Go through the entries below and write each one out exactly.
** Start of DATA ROWS **
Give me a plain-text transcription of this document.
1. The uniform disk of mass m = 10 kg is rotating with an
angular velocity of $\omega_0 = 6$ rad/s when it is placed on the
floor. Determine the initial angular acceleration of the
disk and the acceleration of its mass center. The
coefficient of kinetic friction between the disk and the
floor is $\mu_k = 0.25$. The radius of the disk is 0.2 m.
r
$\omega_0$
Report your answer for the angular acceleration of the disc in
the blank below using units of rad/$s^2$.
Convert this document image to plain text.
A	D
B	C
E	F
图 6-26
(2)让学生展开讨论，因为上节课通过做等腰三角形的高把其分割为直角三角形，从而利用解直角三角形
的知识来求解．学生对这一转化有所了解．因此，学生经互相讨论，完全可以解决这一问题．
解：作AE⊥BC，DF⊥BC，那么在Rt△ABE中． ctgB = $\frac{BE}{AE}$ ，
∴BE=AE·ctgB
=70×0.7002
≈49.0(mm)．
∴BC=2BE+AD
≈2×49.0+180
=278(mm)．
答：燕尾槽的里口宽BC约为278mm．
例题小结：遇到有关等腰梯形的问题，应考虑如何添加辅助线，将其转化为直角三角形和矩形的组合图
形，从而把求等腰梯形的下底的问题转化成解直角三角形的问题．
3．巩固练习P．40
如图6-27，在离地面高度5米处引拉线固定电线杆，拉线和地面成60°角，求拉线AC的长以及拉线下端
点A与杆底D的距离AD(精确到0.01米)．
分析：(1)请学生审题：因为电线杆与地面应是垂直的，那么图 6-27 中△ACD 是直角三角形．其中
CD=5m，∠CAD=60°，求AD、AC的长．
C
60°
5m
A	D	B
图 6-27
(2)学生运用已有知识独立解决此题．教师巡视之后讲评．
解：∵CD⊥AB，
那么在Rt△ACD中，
** End of DATA ROWS **
■ PROBLEM SOLUTION ■
Give me a plain-text transcription of this document.
1. The uniform disk of mass m = 10 kg is rotating with an
angular velocity of $\omega_0 = 6$ rad/s when it is placed on the
floor. Determine the initial angular acceleration of the
disk and the acceleration of its mass center. The
coefficient of kinetic friction between the disk and the
floor is $\mu_k = 0.25$. The radius of the disk is 0.2 m.
r
$\omega_0$
Report your answer for the angular acceleration of the disc in
the blank below using units of rad/$s^2$.
Convert this document image to plain text.
A	D
B	C
E	F
图 6-26
(2)让学生展开讨论，因为上节课通过做等腰三角形的高把其分割为直角三角形，从而利用解直角三角形
的知识来求解．学生对这一转化有所了解．因此，学生经互相讨论，完全可以解决这一问题．
解：作AE⊥BC，DF⊥BC，那么在Rt△ABE中． ctgB = $\frac{BE}{AE}$ ，
∴BE=AE·ctgB
=70×0.7002
≈49.0(mm)．
∴BC=2BE+AD
≈2×49.0+180
=278(mm)．
答：燕尾槽的里口宽BC约为278mm．
例题小结：遇到有关等腰梯形的问题，应考虑如何添加辅助线，将其转化为直角三角形和矩形的组合图
形，从而把求等腰梯形的下底的问题转化成解直角三角形的问题．
3．巩固练习P．40
如图6-27，在离地面高度5米处引拉线固定电线杆，拉线和地面成60°角，求拉线AC的长以及拉线下端
点A与杆底D的距离AD(精确到0.01米)．
分析：(1)请学生审题：因为电线杆与地面应是垂直的，那么图 6-27 中△ACD 是直角三角形．其中
CD=5m，∠CAD=60°，求AD、AC的长．
C
60°
5m
A	D	B
图 6-27
(2)学生运用已有知识独立解决此题．教师巡视之后讲评．
解：∵CD⊥AB，
那么在Rt△ACD中，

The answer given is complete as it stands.